_Your objective_: Identify the lines bearing the string "wurden" and gather them.

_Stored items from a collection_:
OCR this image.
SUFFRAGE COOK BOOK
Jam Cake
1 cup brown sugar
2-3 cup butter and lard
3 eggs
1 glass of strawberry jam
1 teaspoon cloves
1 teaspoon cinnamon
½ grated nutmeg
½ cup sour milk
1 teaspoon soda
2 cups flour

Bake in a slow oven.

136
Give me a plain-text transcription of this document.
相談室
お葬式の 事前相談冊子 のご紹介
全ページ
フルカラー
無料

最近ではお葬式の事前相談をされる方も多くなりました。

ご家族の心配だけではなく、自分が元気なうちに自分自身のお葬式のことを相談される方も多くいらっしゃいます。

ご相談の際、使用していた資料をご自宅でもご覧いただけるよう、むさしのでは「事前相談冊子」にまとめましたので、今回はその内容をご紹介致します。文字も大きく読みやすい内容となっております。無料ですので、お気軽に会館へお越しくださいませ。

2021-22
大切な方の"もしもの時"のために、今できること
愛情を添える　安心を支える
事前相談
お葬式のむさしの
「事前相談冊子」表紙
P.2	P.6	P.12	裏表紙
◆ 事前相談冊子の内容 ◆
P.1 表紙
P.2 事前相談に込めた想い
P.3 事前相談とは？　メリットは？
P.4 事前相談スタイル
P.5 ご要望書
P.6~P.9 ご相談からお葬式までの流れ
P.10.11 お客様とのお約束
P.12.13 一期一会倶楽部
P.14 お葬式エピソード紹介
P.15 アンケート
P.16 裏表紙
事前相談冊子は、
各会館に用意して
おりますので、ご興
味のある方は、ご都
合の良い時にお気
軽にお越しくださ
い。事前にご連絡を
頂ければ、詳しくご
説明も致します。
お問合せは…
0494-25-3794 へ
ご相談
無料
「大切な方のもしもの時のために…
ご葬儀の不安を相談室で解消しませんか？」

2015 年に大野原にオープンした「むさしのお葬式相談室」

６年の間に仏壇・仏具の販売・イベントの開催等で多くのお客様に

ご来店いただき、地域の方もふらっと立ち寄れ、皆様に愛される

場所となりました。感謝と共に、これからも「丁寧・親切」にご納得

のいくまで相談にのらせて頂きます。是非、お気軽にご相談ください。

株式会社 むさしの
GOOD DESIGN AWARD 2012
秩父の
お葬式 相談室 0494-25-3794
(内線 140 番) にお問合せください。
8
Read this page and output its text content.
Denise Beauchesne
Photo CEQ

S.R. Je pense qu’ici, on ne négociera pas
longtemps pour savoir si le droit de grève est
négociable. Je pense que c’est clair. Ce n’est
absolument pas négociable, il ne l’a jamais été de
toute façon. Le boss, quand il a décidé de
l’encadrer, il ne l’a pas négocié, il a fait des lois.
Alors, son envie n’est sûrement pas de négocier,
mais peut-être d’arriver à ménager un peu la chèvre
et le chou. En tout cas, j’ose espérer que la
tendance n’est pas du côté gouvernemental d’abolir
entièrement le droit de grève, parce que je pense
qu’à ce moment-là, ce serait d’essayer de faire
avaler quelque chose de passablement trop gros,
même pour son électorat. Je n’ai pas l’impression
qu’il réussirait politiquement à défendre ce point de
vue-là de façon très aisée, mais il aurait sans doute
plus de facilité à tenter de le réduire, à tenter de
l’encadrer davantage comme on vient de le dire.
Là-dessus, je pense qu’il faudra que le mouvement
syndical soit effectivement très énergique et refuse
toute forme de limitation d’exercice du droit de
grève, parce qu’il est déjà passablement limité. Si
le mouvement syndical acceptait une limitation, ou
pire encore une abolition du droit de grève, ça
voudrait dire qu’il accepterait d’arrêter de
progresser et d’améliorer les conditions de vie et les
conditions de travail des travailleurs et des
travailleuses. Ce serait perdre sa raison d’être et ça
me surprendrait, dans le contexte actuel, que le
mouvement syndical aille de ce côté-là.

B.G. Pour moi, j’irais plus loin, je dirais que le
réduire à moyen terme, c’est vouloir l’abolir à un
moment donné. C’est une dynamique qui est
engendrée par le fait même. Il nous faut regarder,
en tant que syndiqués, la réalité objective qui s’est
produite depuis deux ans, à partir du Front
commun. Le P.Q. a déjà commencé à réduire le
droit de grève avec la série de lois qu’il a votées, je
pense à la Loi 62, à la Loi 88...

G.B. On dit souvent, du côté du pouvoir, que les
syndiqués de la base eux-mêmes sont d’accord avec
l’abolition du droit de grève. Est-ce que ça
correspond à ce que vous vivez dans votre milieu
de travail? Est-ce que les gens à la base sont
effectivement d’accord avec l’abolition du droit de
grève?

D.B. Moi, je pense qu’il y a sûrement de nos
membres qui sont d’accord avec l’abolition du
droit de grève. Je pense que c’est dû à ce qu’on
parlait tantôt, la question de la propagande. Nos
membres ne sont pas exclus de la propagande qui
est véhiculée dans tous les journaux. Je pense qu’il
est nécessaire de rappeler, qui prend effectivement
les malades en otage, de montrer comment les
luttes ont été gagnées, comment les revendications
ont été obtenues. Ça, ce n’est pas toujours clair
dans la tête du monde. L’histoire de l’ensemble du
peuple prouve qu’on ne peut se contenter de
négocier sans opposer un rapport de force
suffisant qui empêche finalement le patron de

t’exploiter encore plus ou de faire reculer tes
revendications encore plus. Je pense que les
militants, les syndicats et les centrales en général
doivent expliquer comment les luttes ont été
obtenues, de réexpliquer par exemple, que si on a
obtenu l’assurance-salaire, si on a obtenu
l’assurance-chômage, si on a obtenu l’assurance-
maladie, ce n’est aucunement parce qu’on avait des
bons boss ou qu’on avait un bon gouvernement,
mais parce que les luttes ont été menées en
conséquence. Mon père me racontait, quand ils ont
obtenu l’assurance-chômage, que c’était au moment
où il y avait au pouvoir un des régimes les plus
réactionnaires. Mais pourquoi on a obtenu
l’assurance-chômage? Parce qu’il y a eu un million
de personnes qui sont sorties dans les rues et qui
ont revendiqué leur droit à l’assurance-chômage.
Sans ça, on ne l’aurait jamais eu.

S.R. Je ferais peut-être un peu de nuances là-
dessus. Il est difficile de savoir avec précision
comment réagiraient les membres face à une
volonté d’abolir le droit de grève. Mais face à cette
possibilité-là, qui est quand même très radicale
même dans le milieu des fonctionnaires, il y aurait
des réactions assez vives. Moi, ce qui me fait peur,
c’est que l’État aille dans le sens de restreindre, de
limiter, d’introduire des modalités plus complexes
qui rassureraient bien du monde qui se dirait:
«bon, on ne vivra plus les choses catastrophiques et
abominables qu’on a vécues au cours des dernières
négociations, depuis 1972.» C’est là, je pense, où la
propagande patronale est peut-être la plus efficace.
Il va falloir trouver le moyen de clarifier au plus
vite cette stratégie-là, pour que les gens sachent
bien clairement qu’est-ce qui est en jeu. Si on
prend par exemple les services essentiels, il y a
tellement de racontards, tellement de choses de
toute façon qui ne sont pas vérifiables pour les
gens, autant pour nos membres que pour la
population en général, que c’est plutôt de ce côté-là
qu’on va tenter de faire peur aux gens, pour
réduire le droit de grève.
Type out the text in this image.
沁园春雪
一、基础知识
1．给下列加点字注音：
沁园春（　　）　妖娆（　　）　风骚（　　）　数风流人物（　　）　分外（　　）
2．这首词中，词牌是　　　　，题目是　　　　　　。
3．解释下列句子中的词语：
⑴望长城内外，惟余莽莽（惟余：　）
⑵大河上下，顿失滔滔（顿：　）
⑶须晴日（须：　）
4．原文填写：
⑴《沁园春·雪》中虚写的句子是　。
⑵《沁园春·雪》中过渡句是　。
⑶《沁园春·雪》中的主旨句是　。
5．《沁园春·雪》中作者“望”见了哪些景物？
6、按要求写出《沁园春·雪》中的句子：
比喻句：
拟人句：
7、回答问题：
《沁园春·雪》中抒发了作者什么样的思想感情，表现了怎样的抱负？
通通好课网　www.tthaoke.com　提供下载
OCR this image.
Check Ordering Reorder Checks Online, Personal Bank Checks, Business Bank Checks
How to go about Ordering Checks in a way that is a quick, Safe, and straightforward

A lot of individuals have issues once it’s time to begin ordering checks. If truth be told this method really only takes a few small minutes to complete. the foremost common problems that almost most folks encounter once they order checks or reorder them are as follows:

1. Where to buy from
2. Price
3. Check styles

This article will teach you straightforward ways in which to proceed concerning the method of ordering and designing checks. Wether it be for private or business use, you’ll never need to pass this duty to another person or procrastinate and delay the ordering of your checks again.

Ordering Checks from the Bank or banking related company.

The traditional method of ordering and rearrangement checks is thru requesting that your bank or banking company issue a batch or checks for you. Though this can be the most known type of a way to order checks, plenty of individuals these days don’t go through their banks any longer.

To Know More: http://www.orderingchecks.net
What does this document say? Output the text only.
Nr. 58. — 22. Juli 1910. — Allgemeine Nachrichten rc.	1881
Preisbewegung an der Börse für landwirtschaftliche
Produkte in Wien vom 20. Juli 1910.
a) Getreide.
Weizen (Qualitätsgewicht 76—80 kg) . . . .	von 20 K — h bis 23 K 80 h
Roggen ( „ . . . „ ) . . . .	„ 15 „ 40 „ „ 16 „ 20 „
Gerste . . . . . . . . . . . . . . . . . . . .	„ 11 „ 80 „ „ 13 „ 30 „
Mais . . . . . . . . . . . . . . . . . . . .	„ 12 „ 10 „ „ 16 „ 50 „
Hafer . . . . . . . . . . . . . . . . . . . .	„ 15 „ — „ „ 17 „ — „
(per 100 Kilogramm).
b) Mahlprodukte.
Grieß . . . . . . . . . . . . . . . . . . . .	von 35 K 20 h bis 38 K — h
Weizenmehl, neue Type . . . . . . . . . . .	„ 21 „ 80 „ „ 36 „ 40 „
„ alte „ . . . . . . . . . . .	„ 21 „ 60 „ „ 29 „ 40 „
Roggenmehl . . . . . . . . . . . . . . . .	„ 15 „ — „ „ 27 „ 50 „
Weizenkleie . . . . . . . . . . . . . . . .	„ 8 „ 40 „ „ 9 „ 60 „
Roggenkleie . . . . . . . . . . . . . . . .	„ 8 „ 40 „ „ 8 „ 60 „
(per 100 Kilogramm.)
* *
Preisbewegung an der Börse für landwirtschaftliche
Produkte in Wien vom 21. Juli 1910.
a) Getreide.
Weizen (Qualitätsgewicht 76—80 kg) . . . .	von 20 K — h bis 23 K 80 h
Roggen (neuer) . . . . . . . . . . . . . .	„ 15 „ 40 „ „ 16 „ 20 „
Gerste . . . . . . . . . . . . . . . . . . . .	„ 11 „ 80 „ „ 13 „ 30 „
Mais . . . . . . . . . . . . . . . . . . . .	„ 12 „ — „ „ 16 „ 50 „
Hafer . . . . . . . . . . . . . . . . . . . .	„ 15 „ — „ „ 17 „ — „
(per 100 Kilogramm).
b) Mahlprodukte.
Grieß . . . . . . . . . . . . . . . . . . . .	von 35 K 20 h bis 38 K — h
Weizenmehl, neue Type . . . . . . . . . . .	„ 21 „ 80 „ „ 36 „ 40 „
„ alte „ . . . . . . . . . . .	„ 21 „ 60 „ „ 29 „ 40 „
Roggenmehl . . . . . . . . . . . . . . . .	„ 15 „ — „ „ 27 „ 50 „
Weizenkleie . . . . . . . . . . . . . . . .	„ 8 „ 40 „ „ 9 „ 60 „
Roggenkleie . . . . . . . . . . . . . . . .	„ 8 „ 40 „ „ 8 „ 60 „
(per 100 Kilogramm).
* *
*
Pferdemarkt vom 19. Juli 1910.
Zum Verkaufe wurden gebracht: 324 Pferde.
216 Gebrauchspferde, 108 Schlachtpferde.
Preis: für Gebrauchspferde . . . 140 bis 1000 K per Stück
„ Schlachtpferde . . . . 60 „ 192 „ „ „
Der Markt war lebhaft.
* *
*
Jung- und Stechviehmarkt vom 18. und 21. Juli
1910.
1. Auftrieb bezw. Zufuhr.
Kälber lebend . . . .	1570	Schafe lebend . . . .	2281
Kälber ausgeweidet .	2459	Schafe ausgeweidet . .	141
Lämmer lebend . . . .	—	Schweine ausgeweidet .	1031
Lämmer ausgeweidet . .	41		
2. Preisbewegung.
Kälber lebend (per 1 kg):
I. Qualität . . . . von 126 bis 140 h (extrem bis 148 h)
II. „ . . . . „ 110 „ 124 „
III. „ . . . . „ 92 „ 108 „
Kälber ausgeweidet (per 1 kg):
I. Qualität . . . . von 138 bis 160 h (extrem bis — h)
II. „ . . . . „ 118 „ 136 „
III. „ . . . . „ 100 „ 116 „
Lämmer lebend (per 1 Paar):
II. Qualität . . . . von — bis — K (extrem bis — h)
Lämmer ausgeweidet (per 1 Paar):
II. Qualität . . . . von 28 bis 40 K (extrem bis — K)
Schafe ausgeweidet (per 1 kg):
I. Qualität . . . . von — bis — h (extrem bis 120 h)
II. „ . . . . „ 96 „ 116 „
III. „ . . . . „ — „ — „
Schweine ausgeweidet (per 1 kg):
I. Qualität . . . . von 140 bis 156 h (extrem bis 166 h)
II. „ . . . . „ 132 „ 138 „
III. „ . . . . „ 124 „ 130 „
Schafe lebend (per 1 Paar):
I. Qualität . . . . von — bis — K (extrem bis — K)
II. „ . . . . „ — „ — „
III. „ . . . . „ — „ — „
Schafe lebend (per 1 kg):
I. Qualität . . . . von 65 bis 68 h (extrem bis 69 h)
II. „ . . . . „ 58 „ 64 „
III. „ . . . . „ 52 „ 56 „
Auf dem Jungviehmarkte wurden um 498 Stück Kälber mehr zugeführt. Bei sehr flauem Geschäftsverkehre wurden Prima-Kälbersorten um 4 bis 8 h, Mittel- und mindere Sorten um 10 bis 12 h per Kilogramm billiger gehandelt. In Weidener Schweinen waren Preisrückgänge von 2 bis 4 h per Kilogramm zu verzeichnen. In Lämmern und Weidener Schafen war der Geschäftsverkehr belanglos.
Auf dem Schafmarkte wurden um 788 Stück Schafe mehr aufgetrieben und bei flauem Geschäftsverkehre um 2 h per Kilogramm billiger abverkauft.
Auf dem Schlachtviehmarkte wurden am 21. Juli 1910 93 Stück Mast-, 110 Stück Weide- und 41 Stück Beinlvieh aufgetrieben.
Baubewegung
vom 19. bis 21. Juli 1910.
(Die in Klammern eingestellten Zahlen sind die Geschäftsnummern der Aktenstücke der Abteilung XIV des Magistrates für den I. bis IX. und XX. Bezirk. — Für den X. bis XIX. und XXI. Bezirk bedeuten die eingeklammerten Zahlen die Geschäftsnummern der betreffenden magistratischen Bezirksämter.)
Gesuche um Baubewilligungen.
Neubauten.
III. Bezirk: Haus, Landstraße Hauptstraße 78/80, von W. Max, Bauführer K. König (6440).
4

_Solved problem_:
Zum Verkaufe wurden gebracht: 324 Pferde.
Auf dem Jungviehmarkte wurden um 498 Stück Kälber mehr zugeführt. Bei sehr flauem Geschäftsverkehre wurden Prima-Kälbersorten um 4 bis 8 h, Mittel- und mindere Sorten um 10 bis 12 h per Kilogramm billiger gehandelt. In Weidener Schweinen waren Preisrückgänge von 2 bis 4 h per Kilogramm zu verzeichnen. In Lämmern und Weidener Schafen war der Geschäftsverkehr belanglos.
Auf dem Schafmarkte wurden um 788 Stück Schafe mehr aufgetrieben und bei flauem Geschäftsverkehre um 2 h per Kilogramm billiger abverkauft.
Auf dem Schlachtviehmarkte wurden am 21. Juli 1910 93 Stück Mast-, 110 Stück Weide- und 41 Stück Beinlvieh aufgetrieben.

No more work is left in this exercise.